**WHAT IS EXPECTED**
Count every line in the entries that follow where the word "durch" appears, then state only the total.
--- start of TASK INPUT ---
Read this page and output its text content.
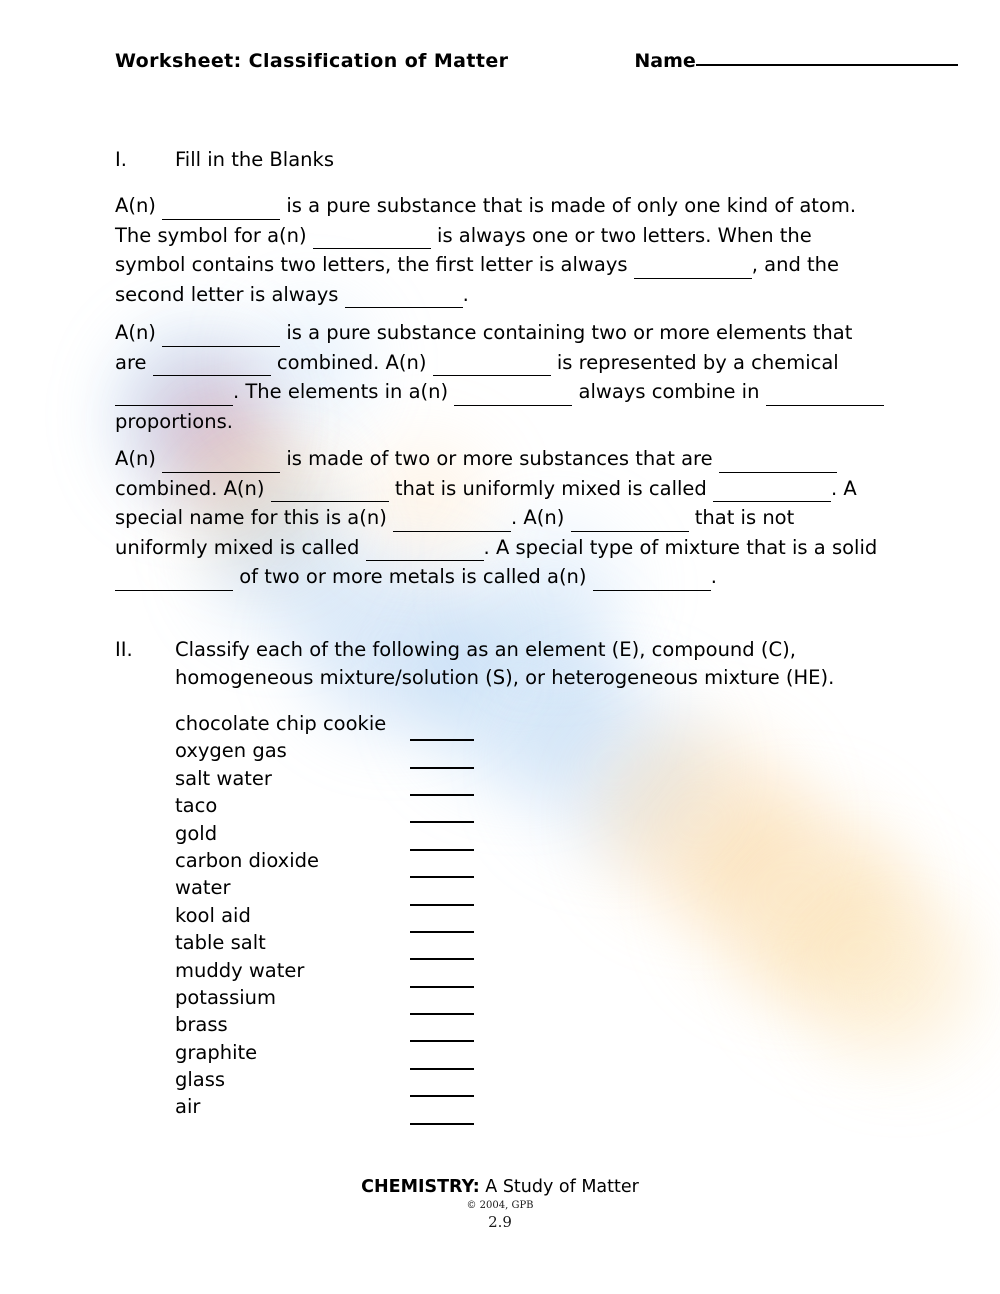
Worksheet: Classification of Matter	Name
I.	Fill in the Blanks
A(n)	is a pure substance that is made of only one kind of atom. The symbol for a(n)	is always one or two letters. When the symbol contains two letters, the first letter is always	, and the second letter is always	.
A(n)	is a pure substance containing two or more elements that are	combined. A(n)	is represented by a chemical  . The elements in a(n)	always combine in   proportions.
A(n)	is made of two or more substances that are   combined. A(n)	that is uniformly mixed is called	. A special name for this is a(n)	. A(n)	that is not uniformly mixed is called	. A special type of mixture that is a solid   of two or more metals is called a(n)	.
II.	Classify each of the following as an element (E), compound (C), homogeneous mixture/solution (S), or heterogeneous mixture (HE).
chocolate chip cookie

oxygen gas

salt water

taco

gold

carbon dioxide

water

kool aid

table salt

muddy water

potassium

brass

graphite

glass

air

CHEMISTRY: A Study of Matter
© 2004, GPB
2.9
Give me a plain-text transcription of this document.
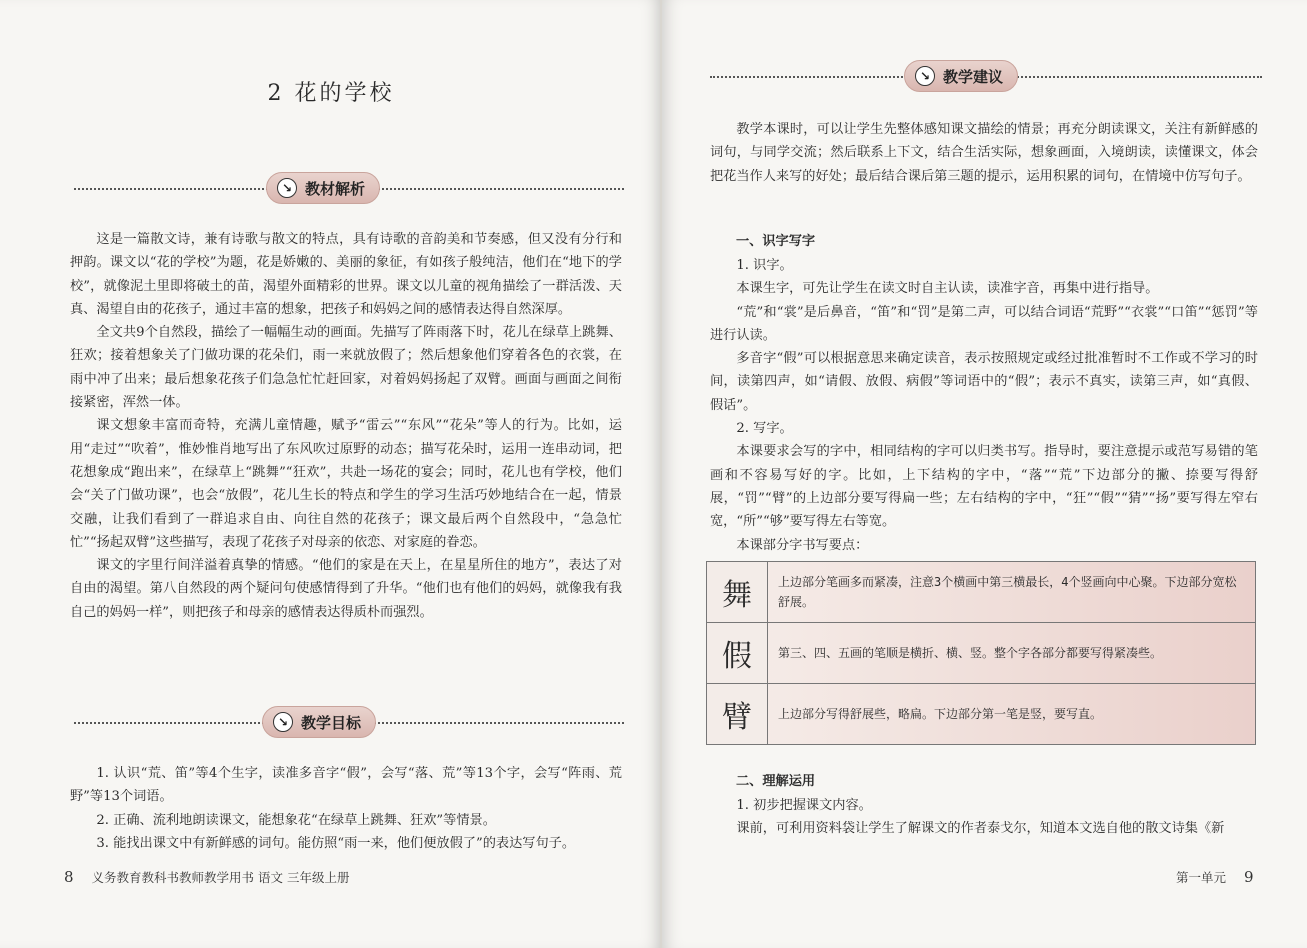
2 花的学校
↘ 教材解析

这是一篇散文诗，兼有诗歌与散文的特点，具有诗歌的音韵美和节奏感，但又没有分行和押韵。课文以“花的学校”为题，花是娇嫩的、美丽的象征，有如孩子般纯洁，他们在“地下的学校”，就像泥土里即将破土的苗，渴望外面精彩的世界。课文以儿童的视角描绘了一群活泼、天真、渴望自由的花孩子，通过丰富的想象，把孩子和妈妈之间的感情表达得自然深厚。

全文共9个自然段，描绘了一幅幅生动的画面。先描写了阵雨落下时，花儿在绿草上跳舞、狂欢；接着想象关了门做功课的花朵们，雨一来就放假了；然后想象他们穿着各色的衣裳，在雨中冲了出来；最后想象花孩子们急急忙忙赶回家，对着妈妈扬起了双臂。画面与画面之间衔接紧密，浑然一体。

课文想象丰富而奇特，充满儿童情趣，赋予“雷云”“东风”“花朵”等人的行为。比如，运用“走过”“吹着”，惟妙惟肖地写出了东风吹过原野的动态；描写花朵时，运用一连串动词，把花想象成“跑出来”，在绿草上“跳舞”“狂欢”，共赴一场花的宴会；同时，花儿也有学校，他们会“关了门做功课”，也会“放假”，花儿生长的特点和学生的学习生活巧妙地结合在一起，情景交融，让我们看到了一群追求自由、向往自然的花孩子；课文最后两个自然段中，“急急忙忙”“扬起双臂”这些描写，表现了花孩子对母亲的依恋、对家庭的眷恋。

课文的字里行间洋溢着真挚的情感。“他们的家是在天上，在星星所住的地方”，表达了对自由的渴望。第八自然段的两个疑问句使感情得到了升华。“他们也有他们的妈妈，就像我有我自己的妈妈一样”，则把孩子和母亲的感情表达得质朴而强烈。

↘ 教学目标

1. 认识“荒、笛”等4个生字，读准多音字“假”，会写“落、荒”等13个字，会写“阵雨、荒野”等13个词语。

2. 正确、流利地朗读课文，能想象花“在绿草上跳舞、狂欢”等情景。

3. 能找出课文中有新鲜感的词句。能仿照“雨一来，他们便放假了”的表达写句子。

8 义务教育教科书教师教学用书 语文 三年级上册
↘ 教学建议

教学本课时，可以让学生先整体感知课文描绘的情景；再充分朗读课文，关注有新鲜感的词句，与同学交流；然后联系上下文，结合生活实际，想象画面，入境朗读，读懂课文，体会把花当作人来写的好处；最后结合课后第三题的提示，运用积累的词句，在情境中仿写句子。

一、识字写字

1. 识字。

本课生字，可先让学生在读文时自主认读，读准字音，再集中进行指导。

“荒”和“裳”是后鼻音，“笛”和“罚”是第二声，可以结合词语“荒野”“衣裳”“口笛”“惩罚”等进行认读。

多音字“假”可以根据意思来确定读音，表示按照规定或经过批准暂时不工作或不学习的时间，读第四声，如“请假、放假、病假”等词语中的“假”；表示不真实，读第三声，如“真假、假话”。

2. 写字。

本课要求会写的字中，相同结构的字可以归类书写。指导时，要注意提示或范写易错的笔画和不容易写好的字。比如，上下结构的字中，“落”“荒”下边部分的撇、捺要写得舒展，“罚”“臂”的上边部分要写得扁一些；左右结构的字中，“狂”“假”“猜”“扬”要写得左窄右宽，“所”“够”要写得左右等宽。

本课部分字书写要点：

舞	上边部分笔画多而紧凑，注意3个横画中第三横最长，4个竖画向中心聚。下边部分宽松舒展。
假	第三、四、五画的笔顺是横折、横、竖。整个字各部分都要写得紧凑些。
臂	上边部分写得舒展些，略扁。下边部分第一笔是竖，要写直。
二、理解运用

1. 初步把握课文内容。

课前，可利用资料袋让学生了解课文的作者泰戈尔，知道本文选自他的散文诗集《新

第一单元 9
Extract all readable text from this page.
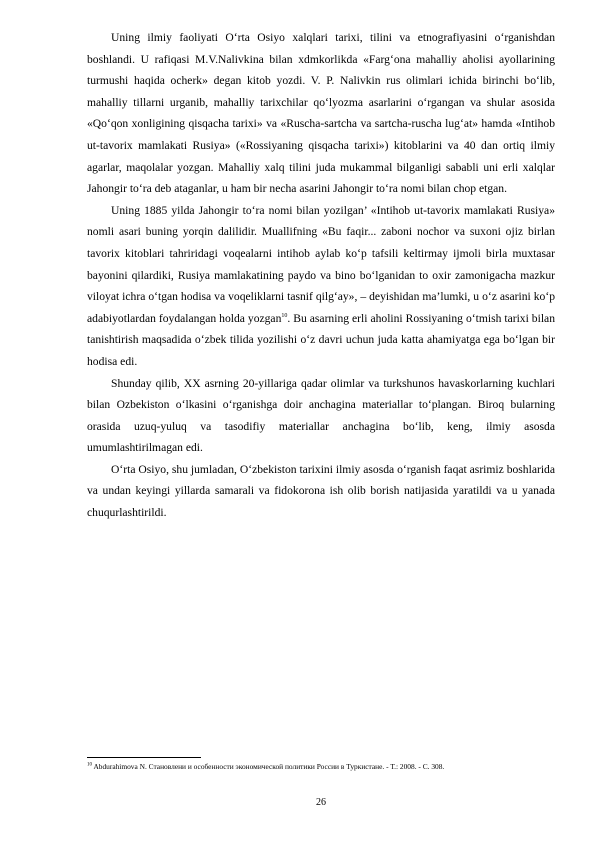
Uning ilmiy faoliyati O‘rta Osiyo xalqlari tarixi, tilini va etnografiyasini o‘rganishdan boshlandi. U rafiqasi M.V.Nalivkina bilan xdmkorlikda «Farg‘ona mahalliy aholisi ayollarining turmushi haqida ocherk» degan kitob yozdi. V. P. Nalivkin rus olimlari ichida birinchi bo‘lib, mahalliy tillarni urganib, mahalliy tarixchilar qo‘lyozma asarlarini o‘rgangan va shular asosida «Qo‘qon xonligining qisqacha tarixi» va «Ruscha-sartcha va sartcha-ruscha lug‘at» hamda «Intihob ut-tavorix mamlakati Rusiya» («Rossiyaning qisqacha tarixi») kitoblarini va 40 dan ortiq ilmiy agarlar, maqolalar yozgan. Mahalliy xalq tilini juda mukammal bilganligi sababli uni erli xalqlar Jahongir to‘ra deb ataganlar, u ham bir necha asarini Jahongir to‘ra nomi bilan chop etgan.

Uning 1885 yilda Jahongir to‘ra nomi bilan yozilgan’ «Intihob ut-tavorix mamlakati Rusiya» nomli asari buning yorqin dalilidir. Muallifning «Bu faqir... zaboni nochor va suxoni ojiz birlan tavorix kitoblari tahriridagi voqealarni intihob aylab ko‘p tafsili keltirmay ijmoli birla muxtasar bayonini qilardiki, Rusiya mamlakatining paydo va bino bo‘lganidan to oxir zamonigacha mazkur viloyat ichra o‘tgan hodisa va voqeliklarni tasnif qilg‘ay», – deyishidan ma’lumki, u o‘z asarini ko‘p adabiyotlardan foydalangan holda yozgan$^{10}$. Bu asarning erli aholini Rossiyaning o‘tmish tarixi bilan tanishtirish maqsadida o‘zbek tilida yozilishi o‘z davri uchun juda katta ahamiyatga ega bo‘lgan bir hodisa edi.

Shunday qilib, XX asrning 20-yillariga qadar olimlar va turkshunos havaskorlarning kuchlari bilan Ozbekiston o‘lkasini o‘rganishga doir anchagina materiallar to‘plangan. Biroq bularning orasida uzuq-yuluq va tasodifiy materiallar anchagina bo‘lib, keng, ilmiy asosda umumlashtirilmagan edi.

O‘rta Osiyo, shu jumladan, O‘zbekiston tarixini ilmiy asosda o‘rganish faqat asrimiz boshlarida va undan keyingi yillarda samarali va fidokorona ish olib borish natijasida yaratildi va u yanada chuqurlashtirildi.

$^{10}$ Abdurahimova N. Становлени и особенности экономической политики России в Туркистане. - Т.: 2008. - С. 308.
26
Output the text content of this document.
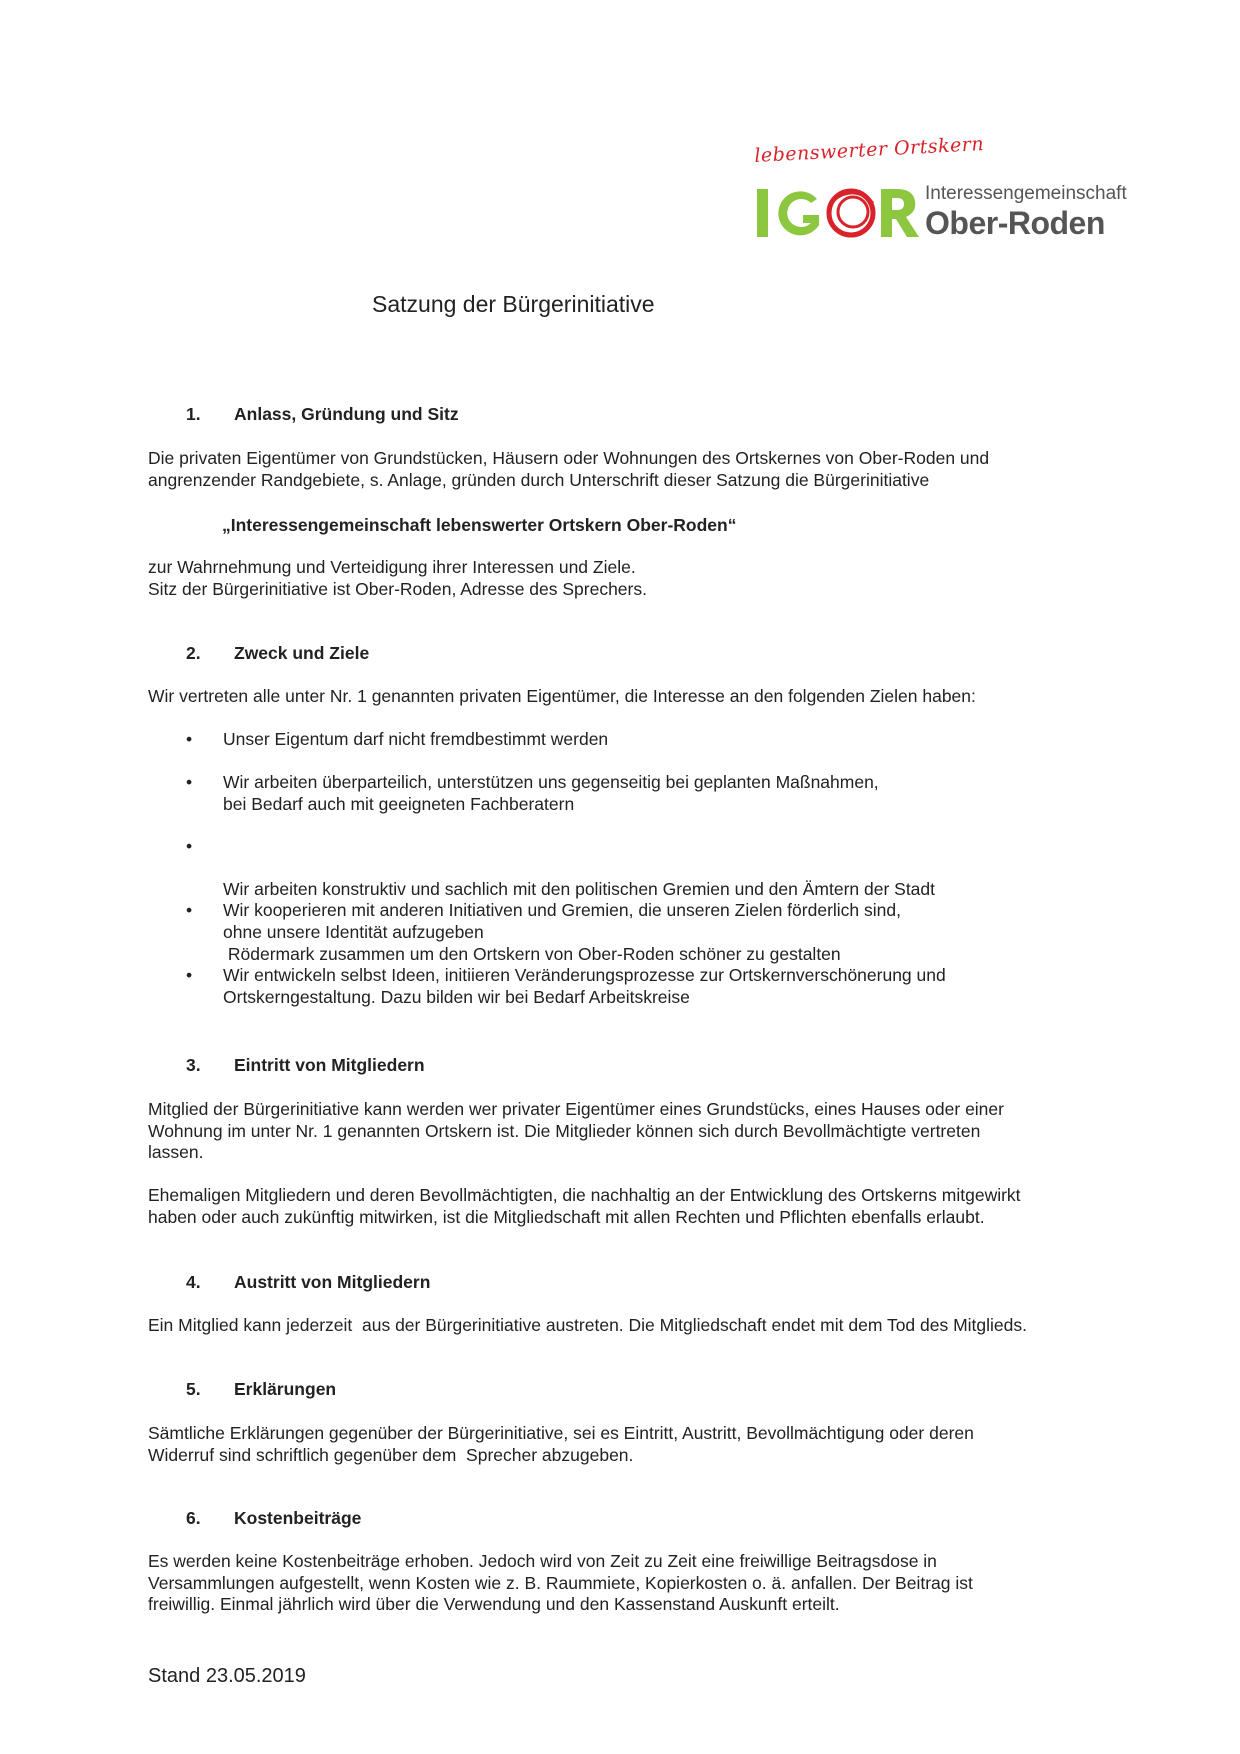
lebenswerter Ortskern
Interessengemeinschaft
Ober-Roden
Satzung der Bürgerinitiative
1. Anlass, Gründung und Sitz

Die privaten Eigentümer von Grundstücken, Häusern oder Wohnungen des Ortskernes von Ober-Roden und

angrenzender Randgebiete, s. Anlage, gründen durch Unterschrift dieser Satzung die Bürgerinitiative

„Interessengemeinschaft lebenswerter Ortskern Ober-Roden“

zur Wahrnehmung und Verteidigung ihrer Interessen und Ziele.

Sitz der Bürgerinitiative ist Ober-Roden, Adresse des Sprechers.

2. Zweck und Ziele

Wir vertreten alle unter Nr. 1 genannten privaten Eigentümer, die Interesse an den folgenden Zielen haben:

• Unser Eigentum darf nicht fremdbestimmt werden
• Wir arbeiten überparteilich, unterstützen uns gegenseitig bei geplanten Maßnahmen,
bei Bedarf auch mit geeigneten Fachberatern
•

Wir arbeiten konstruktiv und sachlich mit den politischen Gremien und den Ämtern der Stadt

Rödermark zusammen um den Ortskern von Ober-Roden schöner zu gestalten

• Wir kooperieren mit anderen Initiativen und Gremien, die unseren Zielen förderlich sind,
ohne unsere Identität aufzugeben
• Wir entwickeln selbst Ideen, initiieren Veränderungsprozesse zur Ortskernverschönerung und
Ortskerngestaltung. Dazu bilden wir bei Bedarf Arbeitskreise
3. Eintritt von Mitgliedern

Mitglied der Bürgerinitiative kann werden wer privater Eigentümer eines Grundstücks, eines Hauses oder einer

Wohnung im unter Nr. 1 genannten Ortskern ist. Die Mitglieder können sich durch Bevollmächtigte vertreten

lassen.

Ehemaligen Mitgliedern und deren Bevollmächtigten, die nachhaltig an der Entwicklung des Ortskerns mitgewirkt

haben oder auch zukünftig mitwirken, ist die Mitgliedschaft mit allen Rechten und Pflichten ebenfalls erlaubt.

4. Austritt von Mitgliedern

Ein Mitglied kann jederzeit  aus der Bürgerinitiative austreten. Die Mitgliedschaft endet mit dem Tod des Mitglieds.

5. Erklärungen

Sämtliche Erklärungen gegenüber der Bürgerinitiative, sei es Eintritt, Austritt, Bevollmächtigung oder deren

Widerruf sind schriftlich gegenüber dem  Sprecher abzugeben.

6. Kostenbeiträge

Es werden keine Kostenbeiträge erhoben. Jedoch wird von Zeit zu Zeit eine freiwillige Beitragsdose in

Versammlungen aufgestellt, wenn Kosten wie z. B. Raummiete, Kopierkosten o. ä. anfallen. Der Beitrag ist

freiwillig. Einmal jährlich wird über die Verwendung und den Kassenstand Auskunft erteilt.

Stand 23.05.2019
--- end of TASK INPUT ---
**WORKED SOLUTION**
2